Figure data in JSON:
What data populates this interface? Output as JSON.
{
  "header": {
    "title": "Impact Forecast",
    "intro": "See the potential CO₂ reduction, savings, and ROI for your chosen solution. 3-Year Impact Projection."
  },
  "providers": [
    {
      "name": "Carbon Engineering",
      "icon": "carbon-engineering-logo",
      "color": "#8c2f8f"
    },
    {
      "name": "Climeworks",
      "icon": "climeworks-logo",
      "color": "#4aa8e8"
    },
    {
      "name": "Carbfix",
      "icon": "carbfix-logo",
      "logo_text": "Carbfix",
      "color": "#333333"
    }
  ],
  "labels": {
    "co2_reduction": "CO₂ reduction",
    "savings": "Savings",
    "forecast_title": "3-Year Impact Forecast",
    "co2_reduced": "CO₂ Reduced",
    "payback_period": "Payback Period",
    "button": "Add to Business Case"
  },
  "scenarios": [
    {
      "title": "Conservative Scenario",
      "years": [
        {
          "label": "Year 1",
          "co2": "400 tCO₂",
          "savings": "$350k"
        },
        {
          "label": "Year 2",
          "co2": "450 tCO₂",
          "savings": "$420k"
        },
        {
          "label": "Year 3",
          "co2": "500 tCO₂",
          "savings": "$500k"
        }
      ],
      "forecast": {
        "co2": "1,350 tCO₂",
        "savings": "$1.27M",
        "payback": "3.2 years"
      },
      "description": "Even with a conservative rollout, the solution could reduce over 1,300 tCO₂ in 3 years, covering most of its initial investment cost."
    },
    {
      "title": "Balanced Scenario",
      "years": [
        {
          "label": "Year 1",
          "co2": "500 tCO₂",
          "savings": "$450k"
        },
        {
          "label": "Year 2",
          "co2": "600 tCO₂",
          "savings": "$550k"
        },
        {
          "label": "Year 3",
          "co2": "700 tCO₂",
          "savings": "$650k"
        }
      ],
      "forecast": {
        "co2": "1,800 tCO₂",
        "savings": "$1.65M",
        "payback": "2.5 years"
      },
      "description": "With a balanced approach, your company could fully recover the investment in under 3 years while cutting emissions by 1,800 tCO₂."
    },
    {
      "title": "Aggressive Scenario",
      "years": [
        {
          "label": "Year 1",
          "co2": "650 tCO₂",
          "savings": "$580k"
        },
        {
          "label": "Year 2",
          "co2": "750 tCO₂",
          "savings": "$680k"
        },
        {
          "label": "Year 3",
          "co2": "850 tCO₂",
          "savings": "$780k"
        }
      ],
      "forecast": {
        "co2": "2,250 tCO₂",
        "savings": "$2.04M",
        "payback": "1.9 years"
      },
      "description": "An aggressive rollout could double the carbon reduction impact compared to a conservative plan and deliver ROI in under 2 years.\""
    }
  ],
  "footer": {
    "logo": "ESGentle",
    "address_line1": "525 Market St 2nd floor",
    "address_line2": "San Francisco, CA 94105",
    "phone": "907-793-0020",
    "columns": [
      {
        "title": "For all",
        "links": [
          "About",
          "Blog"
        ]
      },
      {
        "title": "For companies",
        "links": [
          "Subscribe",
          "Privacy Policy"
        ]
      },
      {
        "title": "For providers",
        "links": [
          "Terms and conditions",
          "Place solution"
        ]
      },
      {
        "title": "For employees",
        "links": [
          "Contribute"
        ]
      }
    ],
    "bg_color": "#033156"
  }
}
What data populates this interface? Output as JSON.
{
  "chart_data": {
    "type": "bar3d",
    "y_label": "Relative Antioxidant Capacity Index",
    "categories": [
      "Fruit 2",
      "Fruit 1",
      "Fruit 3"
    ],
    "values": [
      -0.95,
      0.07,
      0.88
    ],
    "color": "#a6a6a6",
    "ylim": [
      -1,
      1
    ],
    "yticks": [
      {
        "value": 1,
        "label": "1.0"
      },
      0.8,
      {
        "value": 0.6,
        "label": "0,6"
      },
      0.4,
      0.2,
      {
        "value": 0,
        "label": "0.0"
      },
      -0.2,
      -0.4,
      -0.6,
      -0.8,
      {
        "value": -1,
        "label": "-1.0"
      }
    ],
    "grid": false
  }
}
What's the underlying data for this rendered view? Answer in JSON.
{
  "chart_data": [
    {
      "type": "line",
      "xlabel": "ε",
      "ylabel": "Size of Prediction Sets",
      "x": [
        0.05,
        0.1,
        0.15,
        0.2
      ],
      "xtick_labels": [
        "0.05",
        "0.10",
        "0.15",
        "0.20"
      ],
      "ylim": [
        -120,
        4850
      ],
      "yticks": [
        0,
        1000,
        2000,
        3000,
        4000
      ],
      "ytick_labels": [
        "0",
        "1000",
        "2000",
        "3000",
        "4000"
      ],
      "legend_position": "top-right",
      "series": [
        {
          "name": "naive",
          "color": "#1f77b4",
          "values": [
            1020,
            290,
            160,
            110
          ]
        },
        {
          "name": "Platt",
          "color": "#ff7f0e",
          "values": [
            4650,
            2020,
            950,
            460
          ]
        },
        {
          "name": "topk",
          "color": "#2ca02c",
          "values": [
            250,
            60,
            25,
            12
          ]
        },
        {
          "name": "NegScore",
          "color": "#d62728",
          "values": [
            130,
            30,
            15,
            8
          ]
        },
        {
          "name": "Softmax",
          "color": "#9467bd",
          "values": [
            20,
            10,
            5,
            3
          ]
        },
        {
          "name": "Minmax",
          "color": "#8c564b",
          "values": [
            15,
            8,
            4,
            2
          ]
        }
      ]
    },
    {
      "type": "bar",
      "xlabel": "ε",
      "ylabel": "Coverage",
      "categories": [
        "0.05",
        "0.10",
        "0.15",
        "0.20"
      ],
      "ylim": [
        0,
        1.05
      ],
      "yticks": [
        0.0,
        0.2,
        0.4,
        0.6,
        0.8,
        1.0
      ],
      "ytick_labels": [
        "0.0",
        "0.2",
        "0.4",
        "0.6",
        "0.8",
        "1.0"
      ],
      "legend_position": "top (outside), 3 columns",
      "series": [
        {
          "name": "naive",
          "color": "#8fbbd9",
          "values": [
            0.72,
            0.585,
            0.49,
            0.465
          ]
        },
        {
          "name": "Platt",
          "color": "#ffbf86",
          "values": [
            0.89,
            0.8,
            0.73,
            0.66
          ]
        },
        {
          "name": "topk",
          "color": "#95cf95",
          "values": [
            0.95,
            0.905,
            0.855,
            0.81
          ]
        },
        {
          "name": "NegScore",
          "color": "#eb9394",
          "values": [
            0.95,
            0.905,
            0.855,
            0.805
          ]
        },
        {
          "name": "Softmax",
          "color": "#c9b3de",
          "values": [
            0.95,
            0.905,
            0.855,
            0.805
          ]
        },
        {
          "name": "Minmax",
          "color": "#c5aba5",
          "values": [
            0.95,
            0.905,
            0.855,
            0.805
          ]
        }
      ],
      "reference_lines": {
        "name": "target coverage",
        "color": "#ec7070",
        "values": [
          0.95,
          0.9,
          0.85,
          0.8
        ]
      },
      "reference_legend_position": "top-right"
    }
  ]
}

GIVEN REQUEST: Every record above must be duplicated exactly.

RESPONSE FOR THIS EXERCISE:
What data populates this interface? Output as JSON.
{
  "header": {
    "title": "Impact Forecast",
    "intro": "See the potential CO₂ reduction, savings, and ROI for your chosen solution. 3-Year Impact Projection."
  },
  "providers": [
    {
      "name": "Carbon Engineering",
      "icon": "carbon-engineering-logo",
      "color": "#8c2f8f"
    },
    {
      "name": "Climeworks",
      "icon": "climeworks-logo",
      "color": "#4aa8e8"
    },
    {
      "name": "Carbfix",
      "icon": "carbfix-logo",
      "logo_text": "Carbfix",
      "color": "#333333"
    }
  ],
  "labels": {
    "co2_reduction": "CO₂ reduction",
    "savings": "Savings",
    "forecast_title": "3-Year Impact Forecast",
    "co2_reduced": "CO₂ Reduced",
    "payback_period": "Payback Period",
    "button": "Add to Business Case"
  },
  "scenarios": [
    {
      "title": "Conservative Scenario",
      "years": [
        {
          "label": "Year 1",
          "co2": "400 tCO₂",
          "savings": "$350k"
        },
        {
          "label": "Year 2",
          "co2": "450 tCO₂",
          "savings": "$420k"
        },
        {
          "label": "Year 3",
          "co2": "500 tCO₂",
          "savings": "$500k"
        }
      ],
      "forecast": {
        "co2": "1,350 tCO₂",
        "savings": "$1.27M",
        "payback": "3.2 years"
      },
      "description": "Even with a conservative rollout, the solution could reduce over 1,300 tCO₂ in 3 years, covering most of its initial investment cost."
    },
    {
      "title": "Balanced Scenario",
      "years": [
        {
          "label": "Year 1",
          "co2": "500 tCO₂",
          "savings": "$450k"
        },
        {
          "label": "Year 2",
          "co2": "600 tCO₂",
          "savings": "$550k"
        },
        {
          "label": "Year 3",
          "co2": "700 tCO₂",
          "savings": "$650k"
        }
      ],
      "forecast": {
        "co2": "1,800 tCO₂",
        "savings": "$1.65M",
        "payback": "2.5 years"
      },
      "description": "With a balanced approach, your company could fully recover the investment in under 3 years while cutting emissions by 1,800 tCO₂."
    },
    {
      "title": "Aggressive Scenario",
      "years": [
        {
          "label": "Year 1",
          "co2": "650 tCO₂",
          "savings": "$580k"
        },
        {
          "label": "Year 2",
          "co2": "750 tCO₂",
          "savings": "$680k"
        },
        {
          "label": "Year 3",
          "co2": "850 tCO₂",
          "savings": "$780k"
        }
      ],
      "forecast": {
        "co2": "2,250 tCO₂",
        "savings": "$2.04M",
        "payback": "1.9 years"
      },
      "description": "An aggressive rollout could double the carbon reduction impact compared to a conservative plan and deliver ROI in under 2 years.\""
    }
  ],
  "footer": {
    "logo": "ESGentle",
    "address_line1": "525 Market St 2nd floor",
    "address_line2": "San Francisco, CA 94105",
    "phone": "907-793-0020",
    "columns": [
      {
        "title": "For all",
        "links": [
          "About",
          "Blog"
        ]
      },
      {
        "title": "For companies",
        "links": [
          "Subscribe",
          "Privacy Policy"
        ]
      },
      {
        "title": "For providers",
        "links": [
          "Terms and conditions",
          "Place solution"
        ]
      },
      {
        "title": "For employees",
        "links": [
          "Contribute"
        ]
      }
    ],
    "bg_color": "#033156"
  }
}
What data populates this interface? Output as JSON.
{
  "chart_data": {
    "type": "bar3d",
    "y_label": "Relative Antioxidant Capacity Index",
    "categories": [
      "Fruit 2",
      "Fruit 1",
      "Fruit 3"
    ],
    "values": [
      -0.95,
      0.07,
      0.88
    ],
    "color": "#a6a6a6",
    "ylim": [
      -1,
      1
    ],
    "yticks": [
      {
        "value": 1,
        "label": "1.0"
      },
      0.8,
      {
        "value": 0.6,
        "label": "0,6"
      },
      0.4,
      0.2,
      {
        "value": 0,
        "label": "0.0"
      },
      -0.2,
      -0.4,
      -0.6,
      -0.8,
      {
        "value": -1,
        "label": "-1.0"
      }
    ],
    "grid": false
  }
}
What's the underlying data for this rendered view? Answer in JSON.
{
  "chart_data": [
    {
      "type": "line",
      "xlabel": "ε",
      "ylabel": "Size of Prediction Sets",
      "x": [
        0.05,
        0.1,
        0.15,
        0.2
      ],
      "xtick_labels": [
        "0.05",
        "0.10",
        "0.15",
        "0.20"
      ],
      "ylim": [
        -120,
        4850
      ],
      "yticks": [
        0,
        1000,
        2000,
        3000,
        4000
      ],
      "ytick_labels": [
        "0",
        "1000",
        "2000",
        "3000",
        "4000"
      ],
      "legend_position": "top-right",
      "series": [
        {
          "name": "naive",
          "color": "#1f77b4",
          "values": [
            1020,
            290,
            160,
            110
          ]
        },
        {
          "name": "Platt",
          "color": "#ff7f0e",
          "values": [
            4650,
            2020,
            950,
            460
          ]
        },
        {
          "name": "topk",
          "color": "#2ca02c",
          "values": [
            250,
            60,
            25,
            12
          ]
        },
        {
          "name": "NegScore",
          "color": "#d62728",
          "values": [
            130,
            30,
            15,
            8
          ]
        },
        {
          "name": "Softmax",
          "color": "#9467bd",
          "values": [
            20,
            10,
            5,
            3
          ]
        },
        {
          "name": "Minmax",
          "color": "#8c564b",
          "values": [
            15,
            8,
            4,
            2
          ]
        }
      ]
    },
    {
      "type": "bar",
      "xlabel": "ε",
      "ylabel": "Coverage",
      "categories": [
        "0.05",
        "0.10",
        "0.15",
        "0.20"
      ],
      "ylim": [
        0,
        1.05
      ],
      "yticks": [
        0.0,
        0.2,
        0.4,
        0.6,
        0.8,
        1.0
      ],
      "ytick_labels": [
        "0.0",
        "0.2",
        "0.4",
        "0.6",
        "0.8",
        "1.0"
      ],
      "legend_position": "top (outside), 3 columns",
      "series": [
        {
          "name": "naive",
          "color": "#8fbbd9",
          "values": [
            0.72,
            0.585,
            0.49,
            0.465
          ]
        },
        {
          "name": "Platt",
          "color": "#ffbf86",
          "values": [
            0.89,
            0.8,
            0.73,
            0.66
          ]
        },
        {
          "name": "topk",
          "color": "#95cf95",
          "values": [
            0.95,
            0.905,
            0.855,
            0.81
          ]
        },
        {
          "name": "NegScore",
          "color": "#eb9394",
          "values": [
            0.95,
            0.905,
            0.855,
            0.805
          ]
        },
        {
          "name": "Softmax",
          "color": "#c9b3de",
          "values": [
            0.95,
            0.905,
            0.855,
            0.805
          ]
        },
        {
          "name": "Minmax",
          "color": "#c5aba5",
          "values": [
            0.95,
            0.905,
            0.855,
            0.805
          ]
        }
      ],
      "reference_lines": {
        "name": "target coverage",
        "color": "#ec7070",
        "values": [
          0.95,
          0.9,
          0.85,
          0.8
        ]
      },
      "reference_legend_position": "top-right"
    }
  ]
}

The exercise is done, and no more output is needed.